Instructions to follow:
Count the lines containing "在校期间". Give the number alone.

[Dataset items]

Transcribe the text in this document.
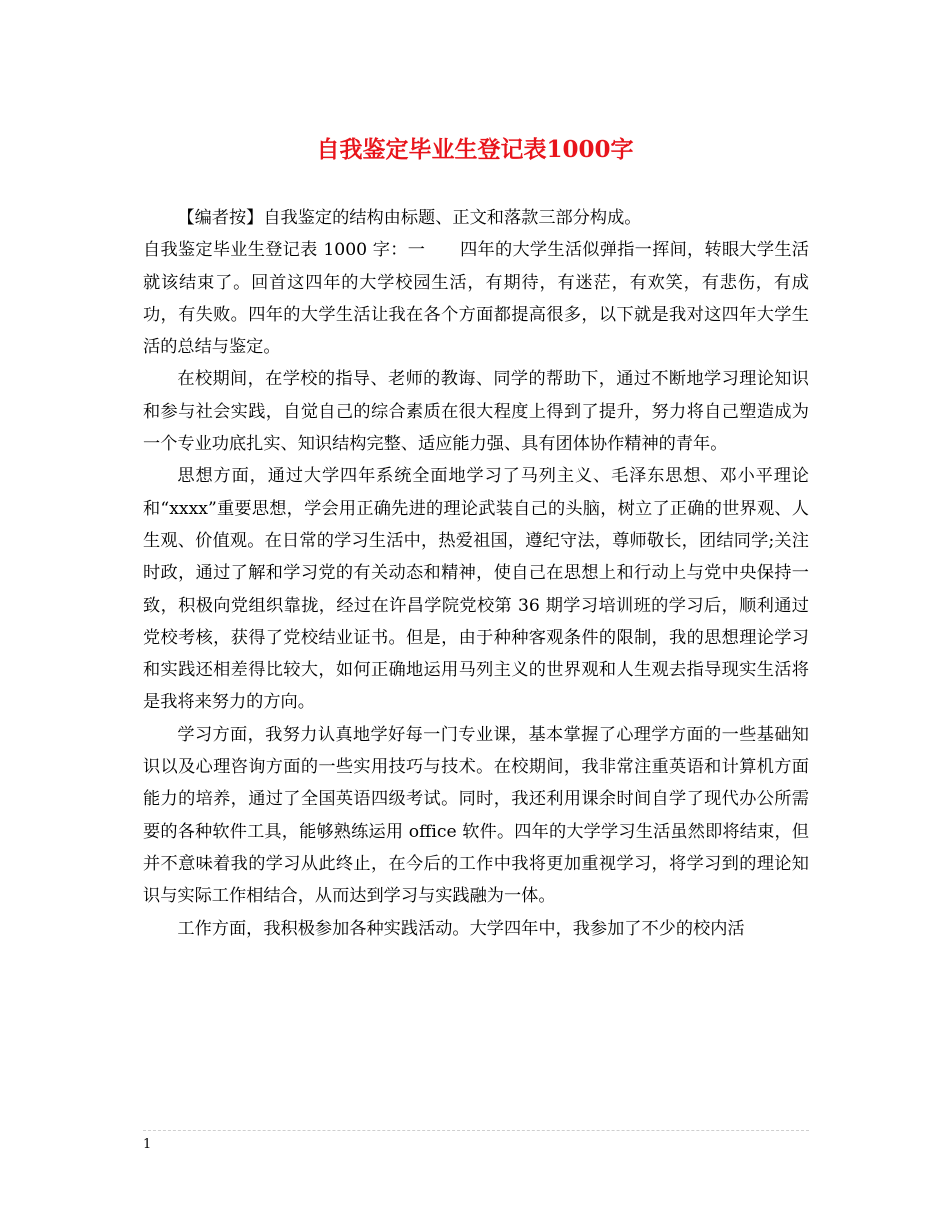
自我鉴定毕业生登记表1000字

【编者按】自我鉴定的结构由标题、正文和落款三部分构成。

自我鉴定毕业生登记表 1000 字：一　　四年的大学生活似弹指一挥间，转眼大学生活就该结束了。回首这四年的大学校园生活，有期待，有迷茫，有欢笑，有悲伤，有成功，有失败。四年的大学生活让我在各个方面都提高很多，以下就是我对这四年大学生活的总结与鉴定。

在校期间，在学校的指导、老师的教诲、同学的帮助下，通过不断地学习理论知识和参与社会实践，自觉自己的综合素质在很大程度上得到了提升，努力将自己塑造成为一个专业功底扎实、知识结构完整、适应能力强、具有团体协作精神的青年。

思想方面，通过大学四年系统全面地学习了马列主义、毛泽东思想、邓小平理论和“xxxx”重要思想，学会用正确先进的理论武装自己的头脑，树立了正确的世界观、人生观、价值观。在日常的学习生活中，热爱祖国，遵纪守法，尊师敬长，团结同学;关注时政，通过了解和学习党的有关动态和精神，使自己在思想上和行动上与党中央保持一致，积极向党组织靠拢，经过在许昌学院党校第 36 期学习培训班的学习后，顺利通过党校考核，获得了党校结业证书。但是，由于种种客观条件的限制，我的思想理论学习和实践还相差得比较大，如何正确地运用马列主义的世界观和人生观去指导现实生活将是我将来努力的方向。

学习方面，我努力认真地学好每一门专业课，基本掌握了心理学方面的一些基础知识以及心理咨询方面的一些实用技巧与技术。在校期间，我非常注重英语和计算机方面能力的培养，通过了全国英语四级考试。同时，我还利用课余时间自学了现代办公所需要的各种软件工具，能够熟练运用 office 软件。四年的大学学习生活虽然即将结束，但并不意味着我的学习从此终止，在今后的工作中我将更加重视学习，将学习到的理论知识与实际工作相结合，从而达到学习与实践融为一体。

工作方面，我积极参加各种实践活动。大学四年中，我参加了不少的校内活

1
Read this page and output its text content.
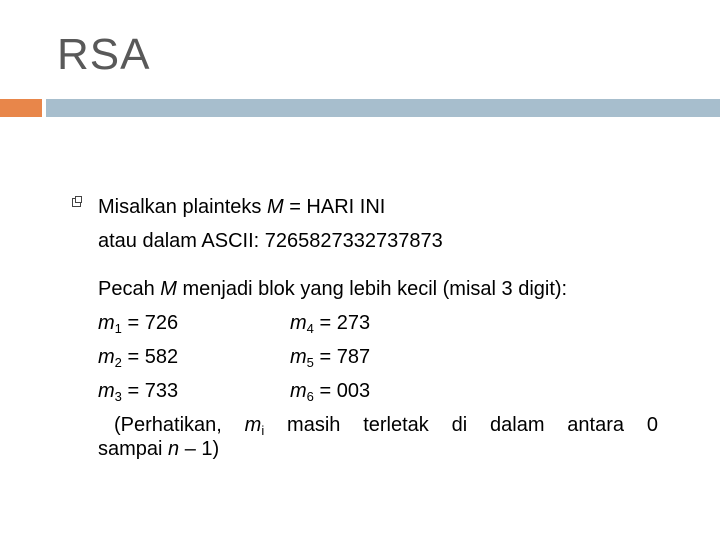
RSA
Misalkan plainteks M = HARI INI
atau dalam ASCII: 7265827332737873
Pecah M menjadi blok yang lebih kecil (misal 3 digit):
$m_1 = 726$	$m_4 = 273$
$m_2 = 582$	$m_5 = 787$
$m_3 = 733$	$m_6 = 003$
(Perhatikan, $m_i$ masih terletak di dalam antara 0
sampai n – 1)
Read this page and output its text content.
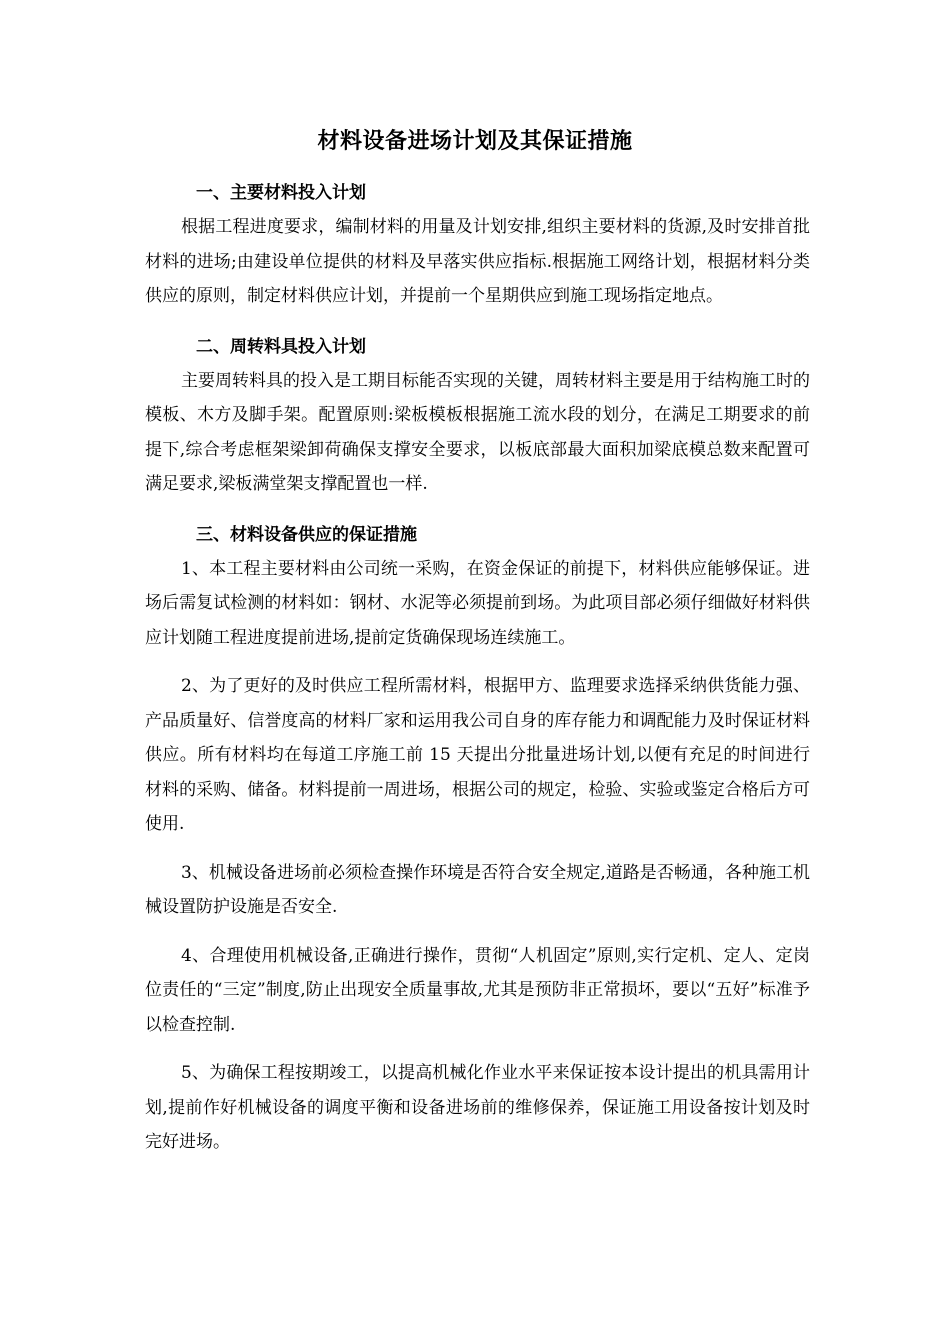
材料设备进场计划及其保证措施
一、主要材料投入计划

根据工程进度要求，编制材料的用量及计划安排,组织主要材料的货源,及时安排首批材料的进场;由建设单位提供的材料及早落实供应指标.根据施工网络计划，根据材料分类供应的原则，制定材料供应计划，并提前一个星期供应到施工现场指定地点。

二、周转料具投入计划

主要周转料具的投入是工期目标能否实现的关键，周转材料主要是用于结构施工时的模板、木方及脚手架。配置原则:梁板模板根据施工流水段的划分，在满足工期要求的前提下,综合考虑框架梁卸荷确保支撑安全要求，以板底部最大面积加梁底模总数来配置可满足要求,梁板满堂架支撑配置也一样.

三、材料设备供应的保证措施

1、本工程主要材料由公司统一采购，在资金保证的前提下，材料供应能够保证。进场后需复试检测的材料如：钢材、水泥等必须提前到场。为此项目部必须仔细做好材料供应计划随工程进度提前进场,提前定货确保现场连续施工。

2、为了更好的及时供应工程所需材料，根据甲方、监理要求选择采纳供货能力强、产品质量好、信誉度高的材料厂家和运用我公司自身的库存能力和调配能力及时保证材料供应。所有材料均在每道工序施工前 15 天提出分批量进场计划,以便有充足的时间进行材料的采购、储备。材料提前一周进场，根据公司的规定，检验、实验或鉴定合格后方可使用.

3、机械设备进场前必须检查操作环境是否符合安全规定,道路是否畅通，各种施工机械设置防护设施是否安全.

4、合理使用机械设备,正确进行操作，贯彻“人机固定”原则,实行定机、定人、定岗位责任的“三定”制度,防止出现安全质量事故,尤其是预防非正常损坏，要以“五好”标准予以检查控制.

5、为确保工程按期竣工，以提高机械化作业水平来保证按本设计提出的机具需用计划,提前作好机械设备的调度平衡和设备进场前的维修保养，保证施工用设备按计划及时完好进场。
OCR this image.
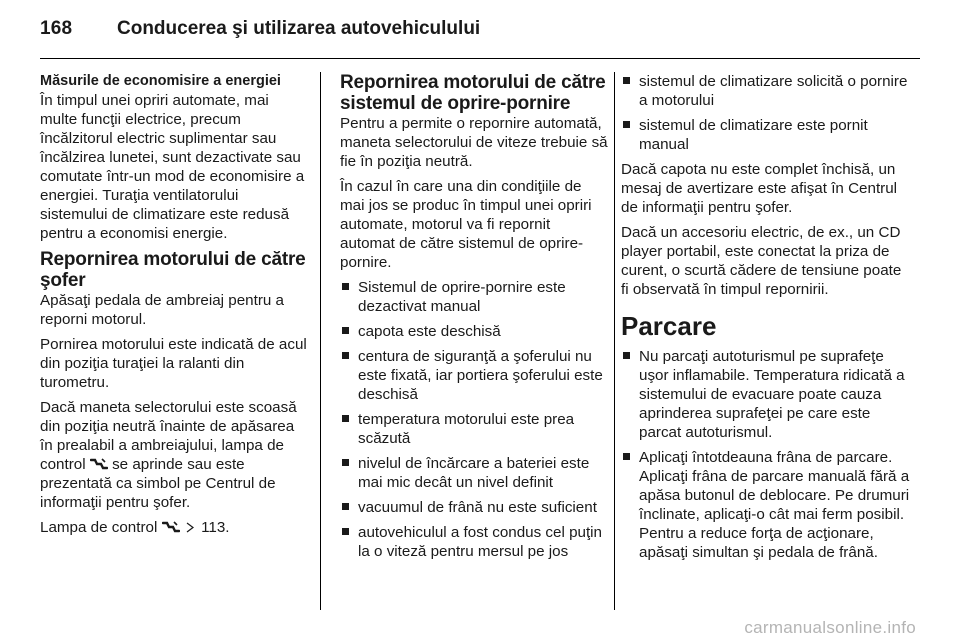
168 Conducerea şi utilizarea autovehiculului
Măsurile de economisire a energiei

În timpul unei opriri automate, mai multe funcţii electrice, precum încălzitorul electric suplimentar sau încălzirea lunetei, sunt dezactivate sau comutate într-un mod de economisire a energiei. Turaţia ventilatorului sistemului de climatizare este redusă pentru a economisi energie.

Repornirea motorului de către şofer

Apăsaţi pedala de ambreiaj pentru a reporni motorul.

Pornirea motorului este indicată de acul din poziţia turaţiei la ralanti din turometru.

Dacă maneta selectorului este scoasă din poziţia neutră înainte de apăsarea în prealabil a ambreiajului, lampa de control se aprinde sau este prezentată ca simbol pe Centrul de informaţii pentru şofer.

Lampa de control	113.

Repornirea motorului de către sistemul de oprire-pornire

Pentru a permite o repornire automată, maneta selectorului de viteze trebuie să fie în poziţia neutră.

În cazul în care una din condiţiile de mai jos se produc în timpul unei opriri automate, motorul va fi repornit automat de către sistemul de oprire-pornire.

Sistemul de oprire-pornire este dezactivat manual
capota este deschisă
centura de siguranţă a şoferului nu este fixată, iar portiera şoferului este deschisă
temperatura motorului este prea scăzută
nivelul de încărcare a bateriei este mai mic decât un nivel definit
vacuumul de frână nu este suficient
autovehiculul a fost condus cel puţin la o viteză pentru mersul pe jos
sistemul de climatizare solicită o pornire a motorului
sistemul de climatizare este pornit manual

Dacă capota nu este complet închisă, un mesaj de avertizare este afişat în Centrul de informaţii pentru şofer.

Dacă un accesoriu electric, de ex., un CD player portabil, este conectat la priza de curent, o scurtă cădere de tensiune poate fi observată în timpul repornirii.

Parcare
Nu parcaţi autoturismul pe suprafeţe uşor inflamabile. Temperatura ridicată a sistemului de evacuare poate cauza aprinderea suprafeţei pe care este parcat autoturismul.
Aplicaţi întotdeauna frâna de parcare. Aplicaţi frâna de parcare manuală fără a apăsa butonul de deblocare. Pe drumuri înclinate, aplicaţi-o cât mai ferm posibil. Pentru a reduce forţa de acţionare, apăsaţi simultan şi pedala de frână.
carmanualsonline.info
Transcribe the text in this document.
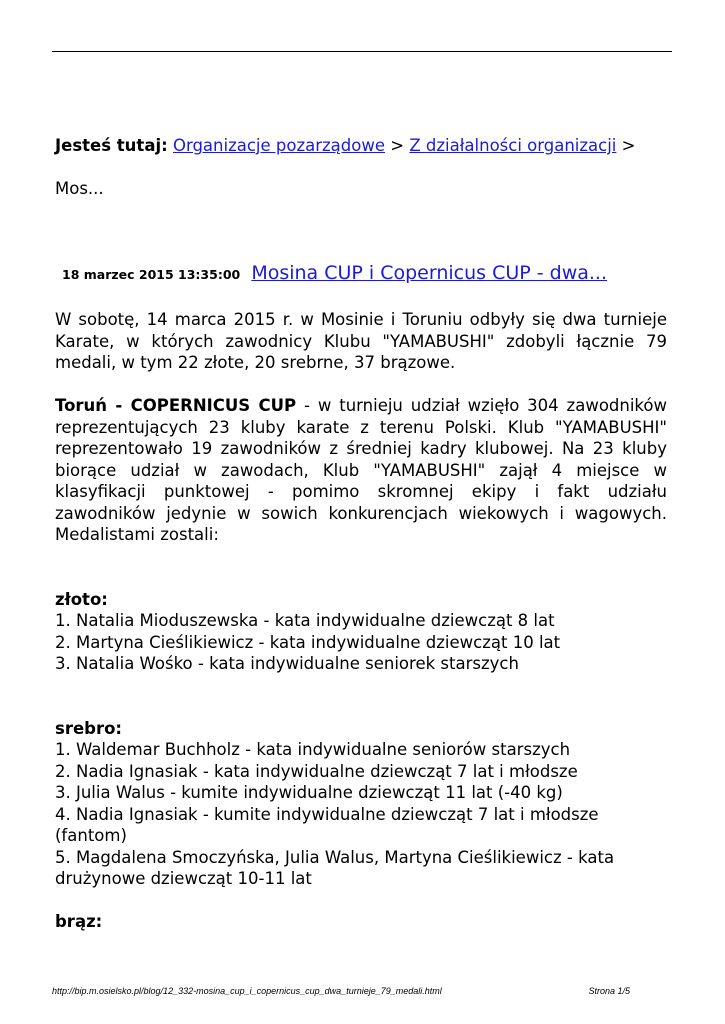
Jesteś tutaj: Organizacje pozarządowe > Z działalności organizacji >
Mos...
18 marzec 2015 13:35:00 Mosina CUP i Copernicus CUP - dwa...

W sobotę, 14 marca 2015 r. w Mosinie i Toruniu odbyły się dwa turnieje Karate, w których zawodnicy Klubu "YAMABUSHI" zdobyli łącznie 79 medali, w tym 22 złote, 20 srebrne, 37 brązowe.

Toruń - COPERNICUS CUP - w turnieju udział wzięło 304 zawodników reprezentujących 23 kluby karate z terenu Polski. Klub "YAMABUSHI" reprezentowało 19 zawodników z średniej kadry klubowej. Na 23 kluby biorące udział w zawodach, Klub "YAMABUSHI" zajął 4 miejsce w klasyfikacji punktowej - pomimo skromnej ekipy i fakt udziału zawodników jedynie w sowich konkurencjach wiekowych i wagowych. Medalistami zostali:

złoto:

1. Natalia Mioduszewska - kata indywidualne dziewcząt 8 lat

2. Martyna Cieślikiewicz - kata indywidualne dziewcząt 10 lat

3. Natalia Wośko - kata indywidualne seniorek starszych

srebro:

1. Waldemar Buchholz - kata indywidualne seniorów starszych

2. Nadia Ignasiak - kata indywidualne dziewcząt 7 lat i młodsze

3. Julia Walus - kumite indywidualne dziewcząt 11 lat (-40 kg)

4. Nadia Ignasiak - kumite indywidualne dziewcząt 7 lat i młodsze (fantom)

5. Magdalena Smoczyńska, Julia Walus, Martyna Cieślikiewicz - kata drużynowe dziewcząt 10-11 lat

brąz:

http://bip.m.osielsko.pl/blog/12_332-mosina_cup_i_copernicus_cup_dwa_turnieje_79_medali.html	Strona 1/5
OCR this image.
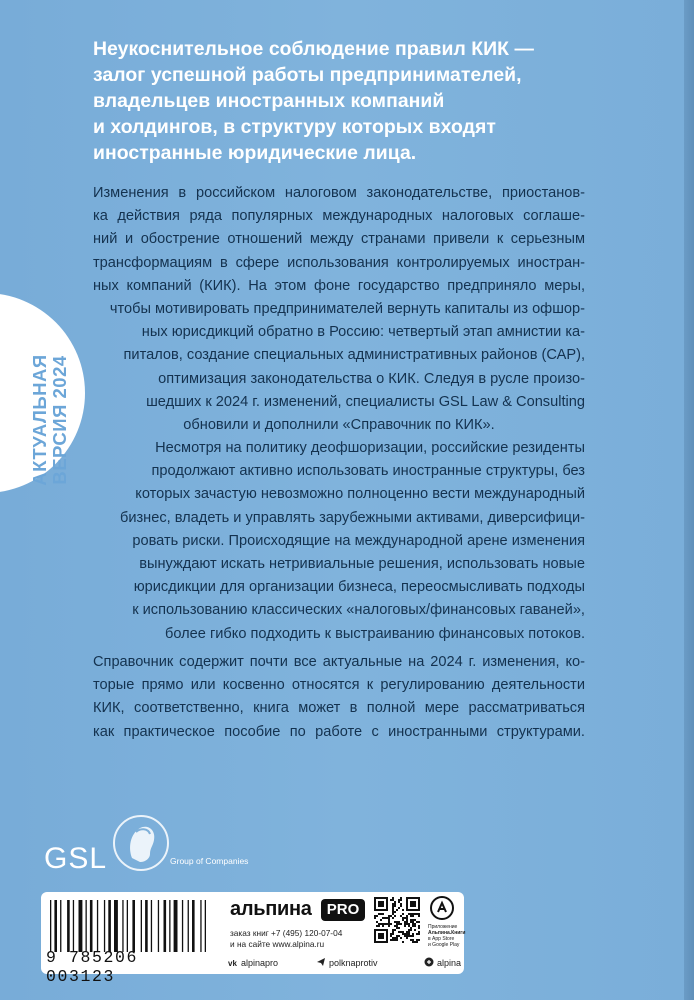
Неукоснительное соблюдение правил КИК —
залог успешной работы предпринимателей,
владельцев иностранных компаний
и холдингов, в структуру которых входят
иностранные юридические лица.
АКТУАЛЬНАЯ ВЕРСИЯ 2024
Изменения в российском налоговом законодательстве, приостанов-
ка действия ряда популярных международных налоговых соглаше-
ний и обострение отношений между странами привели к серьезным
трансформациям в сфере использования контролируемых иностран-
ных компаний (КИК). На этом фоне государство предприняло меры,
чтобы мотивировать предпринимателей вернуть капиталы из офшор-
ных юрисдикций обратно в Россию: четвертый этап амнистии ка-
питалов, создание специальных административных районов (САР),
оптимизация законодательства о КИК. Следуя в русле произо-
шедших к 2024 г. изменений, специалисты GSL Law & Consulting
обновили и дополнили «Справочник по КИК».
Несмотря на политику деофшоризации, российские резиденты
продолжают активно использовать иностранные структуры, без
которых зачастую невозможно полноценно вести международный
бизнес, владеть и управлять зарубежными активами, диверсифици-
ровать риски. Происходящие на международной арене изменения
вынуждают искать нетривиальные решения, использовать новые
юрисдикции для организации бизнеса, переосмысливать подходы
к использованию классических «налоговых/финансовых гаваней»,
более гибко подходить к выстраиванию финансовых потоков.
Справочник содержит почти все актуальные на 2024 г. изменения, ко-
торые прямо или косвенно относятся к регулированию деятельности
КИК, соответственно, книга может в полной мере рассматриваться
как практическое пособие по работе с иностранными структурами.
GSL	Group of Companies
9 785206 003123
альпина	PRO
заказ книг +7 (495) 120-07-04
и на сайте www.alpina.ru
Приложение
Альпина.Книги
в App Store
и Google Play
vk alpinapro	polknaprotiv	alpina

Solution below:
2